* **WHAT IS ASKED**: Every line below must be reproduced exactly. Copy them all.

[Stored records]
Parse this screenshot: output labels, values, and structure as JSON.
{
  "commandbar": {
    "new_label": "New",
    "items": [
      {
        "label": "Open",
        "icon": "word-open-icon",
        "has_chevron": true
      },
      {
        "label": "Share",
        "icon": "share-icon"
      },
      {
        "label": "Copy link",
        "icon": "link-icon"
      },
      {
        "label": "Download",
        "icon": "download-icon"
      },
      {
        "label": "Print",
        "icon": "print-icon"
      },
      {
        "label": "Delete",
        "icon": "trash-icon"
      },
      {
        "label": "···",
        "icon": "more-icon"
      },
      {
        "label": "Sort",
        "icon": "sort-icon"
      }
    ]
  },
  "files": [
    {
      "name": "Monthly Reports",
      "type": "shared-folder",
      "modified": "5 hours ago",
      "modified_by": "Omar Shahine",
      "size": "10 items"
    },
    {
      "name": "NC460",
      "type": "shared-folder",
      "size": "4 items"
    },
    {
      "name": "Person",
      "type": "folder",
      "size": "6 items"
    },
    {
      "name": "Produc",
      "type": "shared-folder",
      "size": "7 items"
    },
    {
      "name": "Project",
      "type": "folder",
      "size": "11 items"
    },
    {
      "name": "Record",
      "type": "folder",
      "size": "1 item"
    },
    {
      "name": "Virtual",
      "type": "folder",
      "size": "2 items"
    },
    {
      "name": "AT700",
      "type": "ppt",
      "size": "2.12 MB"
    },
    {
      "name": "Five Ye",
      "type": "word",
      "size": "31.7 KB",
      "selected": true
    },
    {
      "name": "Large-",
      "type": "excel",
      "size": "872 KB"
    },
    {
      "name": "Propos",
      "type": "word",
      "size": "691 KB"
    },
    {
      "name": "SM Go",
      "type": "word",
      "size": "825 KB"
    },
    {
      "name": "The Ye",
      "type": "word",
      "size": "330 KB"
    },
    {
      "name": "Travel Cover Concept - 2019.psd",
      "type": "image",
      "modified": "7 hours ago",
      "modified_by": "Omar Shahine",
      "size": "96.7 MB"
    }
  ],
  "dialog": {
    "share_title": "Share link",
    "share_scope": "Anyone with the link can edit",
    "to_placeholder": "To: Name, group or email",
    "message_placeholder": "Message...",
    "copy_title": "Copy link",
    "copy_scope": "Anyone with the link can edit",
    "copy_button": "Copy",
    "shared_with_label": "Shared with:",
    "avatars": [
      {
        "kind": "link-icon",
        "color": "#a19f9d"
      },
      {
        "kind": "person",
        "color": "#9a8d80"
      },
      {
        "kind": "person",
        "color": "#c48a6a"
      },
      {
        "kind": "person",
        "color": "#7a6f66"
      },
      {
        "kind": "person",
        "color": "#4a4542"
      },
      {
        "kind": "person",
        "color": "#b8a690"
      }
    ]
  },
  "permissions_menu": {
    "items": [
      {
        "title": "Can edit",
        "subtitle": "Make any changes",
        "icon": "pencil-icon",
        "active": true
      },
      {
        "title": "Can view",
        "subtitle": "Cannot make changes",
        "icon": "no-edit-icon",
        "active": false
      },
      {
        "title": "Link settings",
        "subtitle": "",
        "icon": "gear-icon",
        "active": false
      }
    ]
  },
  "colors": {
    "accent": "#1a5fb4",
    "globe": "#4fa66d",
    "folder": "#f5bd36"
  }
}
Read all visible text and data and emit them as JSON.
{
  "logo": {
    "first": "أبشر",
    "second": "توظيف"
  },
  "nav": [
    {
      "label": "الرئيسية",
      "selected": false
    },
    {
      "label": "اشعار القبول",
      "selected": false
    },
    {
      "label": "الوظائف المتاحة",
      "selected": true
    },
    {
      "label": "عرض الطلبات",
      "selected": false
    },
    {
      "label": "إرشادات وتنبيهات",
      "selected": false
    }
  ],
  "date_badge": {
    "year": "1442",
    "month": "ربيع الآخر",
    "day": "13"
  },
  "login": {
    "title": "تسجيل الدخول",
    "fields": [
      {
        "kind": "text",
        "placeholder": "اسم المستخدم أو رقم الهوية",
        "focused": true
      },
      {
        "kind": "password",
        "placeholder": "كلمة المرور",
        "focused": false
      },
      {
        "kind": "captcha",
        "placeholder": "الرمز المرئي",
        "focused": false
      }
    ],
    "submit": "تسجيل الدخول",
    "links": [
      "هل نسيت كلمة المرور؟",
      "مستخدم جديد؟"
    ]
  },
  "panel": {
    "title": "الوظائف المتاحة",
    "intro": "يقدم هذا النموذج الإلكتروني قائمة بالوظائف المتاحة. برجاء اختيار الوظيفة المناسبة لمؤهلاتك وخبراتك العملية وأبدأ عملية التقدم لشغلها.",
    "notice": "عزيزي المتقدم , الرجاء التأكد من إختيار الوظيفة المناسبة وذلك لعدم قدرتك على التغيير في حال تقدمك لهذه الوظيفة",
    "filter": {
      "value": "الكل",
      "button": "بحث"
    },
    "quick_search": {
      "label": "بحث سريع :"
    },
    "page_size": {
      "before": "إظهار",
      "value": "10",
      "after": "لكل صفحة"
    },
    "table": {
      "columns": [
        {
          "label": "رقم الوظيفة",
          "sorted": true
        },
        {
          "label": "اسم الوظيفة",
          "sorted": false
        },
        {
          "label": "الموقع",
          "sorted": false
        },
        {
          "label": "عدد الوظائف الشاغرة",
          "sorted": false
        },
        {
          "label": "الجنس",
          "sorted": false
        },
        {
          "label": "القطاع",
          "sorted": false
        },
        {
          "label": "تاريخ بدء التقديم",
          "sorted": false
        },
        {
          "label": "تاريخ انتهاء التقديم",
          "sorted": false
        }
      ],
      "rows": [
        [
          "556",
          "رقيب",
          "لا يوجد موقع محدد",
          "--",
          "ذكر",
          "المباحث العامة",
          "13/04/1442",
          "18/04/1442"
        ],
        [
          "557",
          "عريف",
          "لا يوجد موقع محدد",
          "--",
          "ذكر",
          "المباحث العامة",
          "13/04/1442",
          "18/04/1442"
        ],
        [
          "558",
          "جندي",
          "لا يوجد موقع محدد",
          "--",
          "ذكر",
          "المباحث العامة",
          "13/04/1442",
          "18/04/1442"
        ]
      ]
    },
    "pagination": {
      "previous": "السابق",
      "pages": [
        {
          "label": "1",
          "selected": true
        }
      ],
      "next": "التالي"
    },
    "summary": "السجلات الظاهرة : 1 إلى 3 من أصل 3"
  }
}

* **ANSWER TO THE PROBLEM**:
Parse this screenshot: output labels, values, and structure as JSON.
{
  "commandbar": {
    "new_label": "New",
    "items": [
      {
        "label": "Open",
        "icon": "word-open-icon",
        "has_chevron": true
      },
      {
        "label": "Share",
        "icon": "share-icon"
      },
      {
        "label": "Copy link",
        "icon": "link-icon"
      },
      {
        "label": "Download",
        "icon": "download-icon"
      },
      {
        "label": "Print",
        "icon": "print-icon"
      },
      {
        "label": "Delete",
        "icon": "trash-icon"
      },
      {
        "label": "···",
        "icon": "more-icon"
      },
      {
        "label": "Sort",
        "icon": "sort-icon"
      }
    ]
  },
  "files": [
    {
      "name": "Monthly Reports",
      "type": "shared-folder",
      "modified": "5 hours ago",
      "modified_by": "Omar Shahine",
      "size": "10 items"
    },
    {
      "name": "NC460",
      "type": "shared-folder",
      "size": "4 items"
    },
    {
      "name": "Person",
      "type": "folder",
      "size": "6 items"
    },
    {
      "name": "Produc",
      "type": "shared-folder",
      "size": "7 items"
    },
    {
      "name": "Project",
      "type": "folder",
      "size": "11 items"
    },
    {
      "name": "Record",
      "type": "folder",
      "size": "1 item"
    },
    {
      "name": "Virtual",
      "type": "folder",
      "size": "2 items"
    },
    {
      "name": "AT700",
      "type": "ppt",
      "size": "2.12 MB"
    },
    {
      "name": "Five Ye",
      "type": "word",
      "size": "31.7 KB",
      "selected": true
    },
    {
      "name": "Large-",
      "type": "excel",
      "size": "872 KB"
    },
    {
      "name": "Propos",
      "type": "word",
      "size": "691 KB"
    },
    {
      "name": "SM Go",
      "type": "word",
      "size": "825 KB"
    },
    {
      "name": "The Ye",
      "type": "word",
      "size": "330 KB"
    },
    {
      "name": "Travel Cover Concept - 2019.psd",
      "type": "image",
      "modified": "7 hours ago",
      "modified_by": "Omar Shahine",
      "size": "96.7 MB"
    }
  ],
  "dialog": {
    "share_title": "Share link",
    "share_scope": "Anyone with the link can edit",
    "to_placeholder": "To: Name, group or email",
    "message_placeholder": "Message...",
    "copy_title": "Copy link",
    "copy_scope": "Anyone with the link can edit",
    "copy_button": "Copy",
    "shared_with_label": "Shared with:",
    "avatars": [
      {
        "kind": "link-icon",
        "color": "#a19f9d"
      },
      {
        "kind": "person",
        "color": "#9a8d80"
      },
      {
        "kind": "person",
        "color": "#c48a6a"
      },
      {
        "kind": "person",
        "color": "#7a6f66"
      },
      {
        "kind": "person",
        "color": "#4a4542"
      },
      {
        "kind": "person",
        "color": "#b8a690"
      }
    ]
  },
  "permissions_menu": {
    "items": [
      {
        "title": "Can edit",
        "subtitle": "Make any changes",
        "icon": "pencil-icon",
        "active": true
      },
      {
        "title": "Can view",
        "subtitle": "Cannot make changes",
        "icon": "no-edit-icon",
        "active": false
      },
      {
        "title": "Link settings",
        "subtitle": "",
        "icon": "gear-icon",
        "active": false
      }
    ]
  },
  "colors": {
    "accent": "#1a5fb4",
    "globe": "#4fa66d",
    "folder": "#f5bd36"
  }
}
Read all visible text and data and emit them as JSON.
{
  "logo": {
    "first": "أبشر",
    "second": "توظيف"
  },
  "nav": [
    {
      "label": "الرئيسية",
      "selected": false
    },
    {
      "label": "اشعار القبول",
      "selected": false
    },
    {
      "label": "الوظائف المتاحة",
      "selected": true
    },
    {
      "label": "عرض الطلبات",
      "selected": false
    },
    {
      "label": "إرشادات وتنبيهات",
      "selected": false
    }
  ],
  "date_badge": {
    "year": "1442",
    "month": "ربيع الآخر",
    "day": "13"
  },
  "login": {
    "title": "تسجيل الدخول",
    "fields": [
      {
        "kind": "text",
        "placeholder": "اسم المستخدم أو رقم الهوية",
        "focused": true
      },
      {
        "kind": "password",
        "placeholder": "كلمة المرور",
        "focused": false
      },
      {
        "kind": "captcha",
        "placeholder": "الرمز المرئي",
        "focused": false
      }
    ],
    "submit": "تسجيل الدخول",
    "links": [
      "هل نسيت كلمة المرور؟",
      "مستخدم جديد؟"
    ]
  },
  "panel": {
    "title": "الوظائف المتاحة",
    "intro": "يقدم هذا النموذج الإلكتروني قائمة بالوظائف المتاحة. برجاء اختيار الوظيفة المناسبة لمؤهلاتك وخبراتك العملية وأبدأ عملية التقدم لشغلها.",
    "notice": "عزيزي المتقدم , الرجاء التأكد من إختيار الوظيفة المناسبة وذلك لعدم قدرتك على التغيير في حال تقدمك لهذه الوظيفة",
    "filter": {
      "value": "الكل",
      "button": "بحث"
    },
    "quick_search": {
      "label": "بحث سريع :"
    },
    "page_size": {
      "before": "إظهار",
      "value": "10",
      "after": "لكل صفحة"
    },
    "table": {
      "columns": [
        {
          "label": "رقم الوظيفة",
          "sorted": true
        },
        {
          "label": "اسم الوظيفة",
          "sorted": false
        },
        {
          "label": "الموقع",
          "sorted": false
        },
        {
          "label": "عدد الوظائف الشاغرة",
          "sorted": false
        },
        {
          "label": "الجنس",
          "sorted": false
        },
        {
          "label": "القطاع",
          "sorted": false
        },
        {
          "label": "تاريخ بدء التقديم",
          "sorted": false
        },
        {
          "label": "تاريخ انتهاء التقديم",
          "sorted": false
        }
      ],
      "rows": [
        [
          "556",
          "رقيب",
          "لا يوجد موقع محدد",
          "--",
          "ذكر",
          "المباحث العامة",
          "13/04/1442",
          "18/04/1442"
        ],
        [
          "557",
          "عريف",
          "لا يوجد موقع محدد",
          "--",
          "ذكر",
          "المباحث العامة",
          "13/04/1442",
          "18/04/1442"
        ],
        [
          "558",
          "جندي",
          "لا يوجد موقع محدد",
          "--",
          "ذكر",
          "المباحث العامة",
          "13/04/1442",
          "18/04/1442"
        ]
      ]
    },
    "pagination": {
      "previous": "السابق",
      "pages": [
        {
          "label": "1",
          "selected": true
        }
      ],
      "next": "التالي"
    },
    "summary": "السجلات الظاهرة : 1 إلى 3 من أصل 3"
  }
}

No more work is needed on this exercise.